# YOUR OBJECTIVE
Copy the listing verbatim, excluding any images found in it.

# Dataset records
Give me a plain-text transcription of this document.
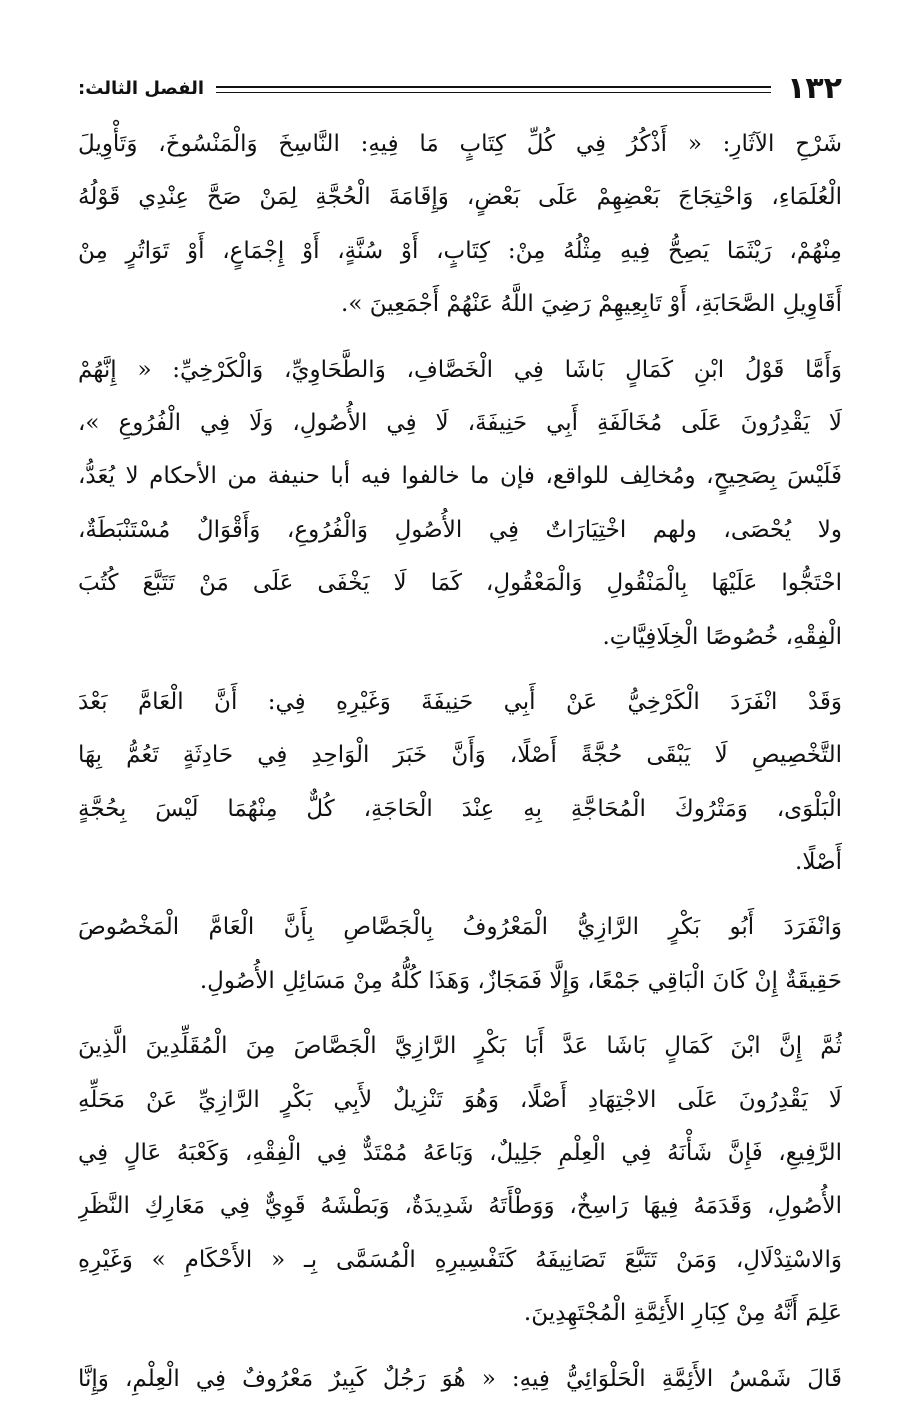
١٣٢
الفصل الثالث:
شَرْحِ الآثَارِ: « أَذْكُرُ فِي كُلِّ كِتَابٍ مَا فِيهِ: النَّاسِخَ وَالْمَنْسُوخَ، وَتَأْوِيلَ
الْعُلَمَاءِ، وَاحْتِجَاجَ بَعْضِهِمْ عَلَى بَعْضٍ، وَإِقَامَةَ الْحُجَّةِ لِمَنْ صَحَّ عِنْدِي قَوْلُهُ
مِنْهُمْ، رَيْثَمَا يَصِحُّ فِيهِ مِثْلُهُ مِنْ: كِتَابٍ، أَوْ سُنَّةٍ، أَوْ إِجْمَاعٍ، أَوْ تَوَاتُرٍ مِنْ
أَقَاوِيلِ الصَّحَابَةِ، أَوْ تَابِعِيهِمْ رَضِيَ اللَّهُ عَنْهُمْ أَجْمَعِينَ ».
وَأَمَّا قَوْلُ ابْنِ كَمَالٍ بَاشَا فِي الْخَصَّافِ، وَالطَّحَاوِيِّ، وَالْكَرْخِيِّ: « إِنَّهُمْ
لَا يَقْدِرُونَ عَلَى مُخَالَفَةِ أَبِي حَنِيفَةَ، لَا فِي الأُصُولِ، وَلَا فِي الْفُرُوعِ »،
فَلَيْسَ بِصَحِيحٍ، ومُخالِف للواقع، فإن ما خالفوا فيه أبا حنيفة من الأحكام لا يُعَدُّ،
ولا يُحْصَى، ولهم اخْتِيَارَاتٌ فِي الأُصُولِ وَالْفُرُوعِ، وَأَقْوَالٌ مُسْتَنْبَطَةٌ،
احْتَجُّوا عَلَيْهَا بِالْمَنْقُولِ وَالْمَعْقُولِ، كَمَا لَا يَخْفَى عَلَى مَنْ تَتَبَّعَ كُتُبَ
الْفِقْهِ، خُصُوصًا الْخِلَافِيَّاتِ.
وَقَدْ انْفَرَدَ الْكَرْخِيُّ عَنْ أَبِي حَنِيفَةَ وَغَيْرِهِ فِي: أَنَّ الْعَامَّ بَعْدَ
التَّخْصِيصِ لَا يَبْقَى حُجَّةً أَصْلًا، وَأَنَّ خَبَرَ الْوَاحِدِ فِي حَادِثَةٍ تَعُمُّ بِهَا
الْبَلْوَى، وَمَتْرُوكَ الْمُحَاجَّةِ بِهِ عِنْدَ الْحَاجَةِ، كُلٌّ مِنْهُمَا لَيْسَ بِحُجَّةٍ
أَصْلًا.
وَانْفَرَدَ أَبُو بَكْرٍ الرَّازِيُّ الْمَعْرُوفُ بِالْجَصَّاصِ بِأَنَّ الْعَامَّ الْمَخْصُوصَ
حَقِيقَةٌ إِنْ كَانَ الْبَاقِي جَمْعًا، وَإِلَّا فَمَجَازٌ، وَهَذَا كُلُّهُ مِنْ مَسَائِلِ الأُصُولِ.
ثُمَّ إِنَّ ابْنَ كَمَالٍ بَاشَا عَدَّ أَبَا بَكْرٍ الرَّازِيَّ الْجَصَّاصَ مِنَ الْمُقَلِّدِينَ الَّذِينَ
لَا يَقْدِرُونَ عَلَى الاجْتِهَادِ أَصْلًا، وَهُوَ تَنْزِيلٌ لأَبِي بَكْرٍ الرَّازِيِّ عَنْ مَحَلِّهِ
الرَّفِيعِ، فَإِنَّ شَأْنَهُ فِي الْعِلْمِ جَلِيلٌ، وَبَاعَهُ مُمْتَدٌّ فِي الْفِقْهِ، وَكَعْبَهُ عَالٍ فِي
الأُصُولِ، وَقَدَمَهُ فِيهَا رَاسِخٌ، وَوَطْأَتَهُ شَدِيدَةٌ، وَبَطْشَهُ قَوِيٌّ فِي مَعَارِكِ النَّظَرِ
وَالاسْتِدْلَالِ، وَمَنْ تَتَبَّعَ تَصَانِيفَهُ كَتَفْسِيرِهِ الْمُسَمَّى بِـ « الأَحْكَامِ » وَغَيْرِهِ
عَلِمَ أَنَّهُ مِنْ كِبَارِ الأَئِمَّةِ الْمُجْتَهِدِينَ.
قَالَ شَمْسُ الأَئِمَّةِ الْحَلْوَائِيُّ فِيهِ: « هُوَ رَجُلٌ كَبِيرٌ مَعْرُوفٌ فِي الْعِلْمِ، وَإِنَّا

# RESULT OF THIS EXERCISE
Give me a plain-text transcription of this document.
١٣٢
الفصل الثالث:
شَرْحِ الآثَارِ: « أَذْكُرُ فِي كُلِّ كِتَابٍ مَا فِيهِ: النَّاسِخَ وَالْمَنْسُوخَ، وَتَأْوِيلَ
الْعُلَمَاءِ، وَاحْتِجَاجَ بَعْضِهِمْ عَلَى بَعْضٍ، وَإِقَامَةَ الْحُجَّةِ لِمَنْ صَحَّ عِنْدِي قَوْلُهُ
مِنْهُمْ، رَيْثَمَا يَصِحُّ فِيهِ مِثْلُهُ مِنْ: كِتَابٍ، أَوْ سُنَّةٍ، أَوْ إِجْمَاعٍ، أَوْ تَوَاتُرٍ مِنْ
أَقَاوِيلِ الصَّحَابَةِ، أَوْ تَابِعِيهِمْ رَضِيَ اللَّهُ عَنْهُمْ أَجْمَعِينَ ».
وَأَمَّا قَوْلُ ابْنِ كَمَالٍ بَاشَا فِي الْخَصَّافِ، وَالطَّحَاوِيِّ، وَالْكَرْخِيِّ: « إِنَّهُمْ
لَا يَقْدِرُونَ عَلَى مُخَالَفَةِ أَبِي حَنِيفَةَ، لَا فِي الأُصُولِ، وَلَا فِي الْفُرُوعِ »،
فَلَيْسَ بِصَحِيحٍ، ومُخالِف للواقع، فإن ما خالفوا فيه أبا حنيفة من الأحكام لا يُعَدُّ،
ولا يُحْصَى، ولهم اخْتِيَارَاتٌ فِي الأُصُولِ وَالْفُرُوعِ، وَأَقْوَالٌ مُسْتَنْبَطَةٌ،
احْتَجُّوا عَلَيْهَا بِالْمَنْقُولِ وَالْمَعْقُولِ، كَمَا لَا يَخْفَى عَلَى مَنْ تَتَبَّعَ كُتُبَ
الْفِقْهِ، خُصُوصًا الْخِلَافِيَّاتِ.
وَقَدْ انْفَرَدَ الْكَرْخِيُّ عَنْ أَبِي حَنِيفَةَ وَغَيْرِهِ فِي: أَنَّ الْعَامَّ بَعْدَ
التَّخْصِيصِ لَا يَبْقَى حُجَّةً أَصْلًا، وَأَنَّ خَبَرَ الْوَاحِدِ فِي حَادِثَةٍ تَعُمُّ بِهَا
الْبَلْوَى، وَمَتْرُوكَ الْمُحَاجَّةِ بِهِ عِنْدَ الْحَاجَةِ، كُلٌّ مِنْهُمَا لَيْسَ بِحُجَّةٍ
أَصْلًا.
وَانْفَرَدَ أَبُو بَكْرٍ الرَّازِيُّ الْمَعْرُوفُ بِالْجَصَّاصِ بِأَنَّ الْعَامَّ الْمَخْصُوصَ
حَقِيقَةٌ إِنْ كَانَ الْبَاقِي جَمْعًا، وَإِلَّا فَمَجَازٌ، وَهَذَا كُلُّهُ مِنْ مَسَائِلِ الأُصُولِ.
ثُمَّ إِنَّ ابْنَ كَمَالٍ بَاشَا عَدَّ أَبَا بَكْرٍ الرَّازِيَّ الْجَصَّاصَ مِنَ الْمُقَلِّدِينَ الَّذِينَ
لَا يَقْدِرُونَ عَلَى الاجْتِهَادِ أَصْلًا، وَهُوَ تَنْزِيلٌ لأَبِي بَكْرٍ الرَّازِيِّ عَنْ مَحَلِّهِ
الرَّفِيعِ، فَإِنَّ شَأْنَهُ فِي الْعِلْمِ جَلِيلٌ، وَبَاعَهُ مُمْتَدٌّ فِي الْفِقْهِ، وَكَعْبَهُ عَالٍ فِي
الأُصُولِ، وَقَدَمَهُ فِيهَا رَاسِخٌ، وَوَطْأَتَهُ شَدِيدَةٌ، وَبَطْشَهُ قَوِيٌّ فِي مَعَارِكِ النَّظَرِ
وَالاسْتِدْلَالِ، وَمَنْ تَتَبَّعَ تَصَانِيفَهُ كَتَفْسِيرِهِ الْمُسَمَّى بِـ « الأَحْكَامِ » وَغَيْرِهِ
عَلِمَ أَنَّهُ مِنْ كِبَارِ الأَئِمَّةِ الْمُجْتَهِدِينَ.
قَالَ شَمْسُ الأَئِمَّةِ الْحَلْوَائِيُّ فِيهِ: « هُوَ رَجُلٌ كَبِيرٌ مَعْرُوفٌ فِي الْعِلْمِ، وَإِنَّا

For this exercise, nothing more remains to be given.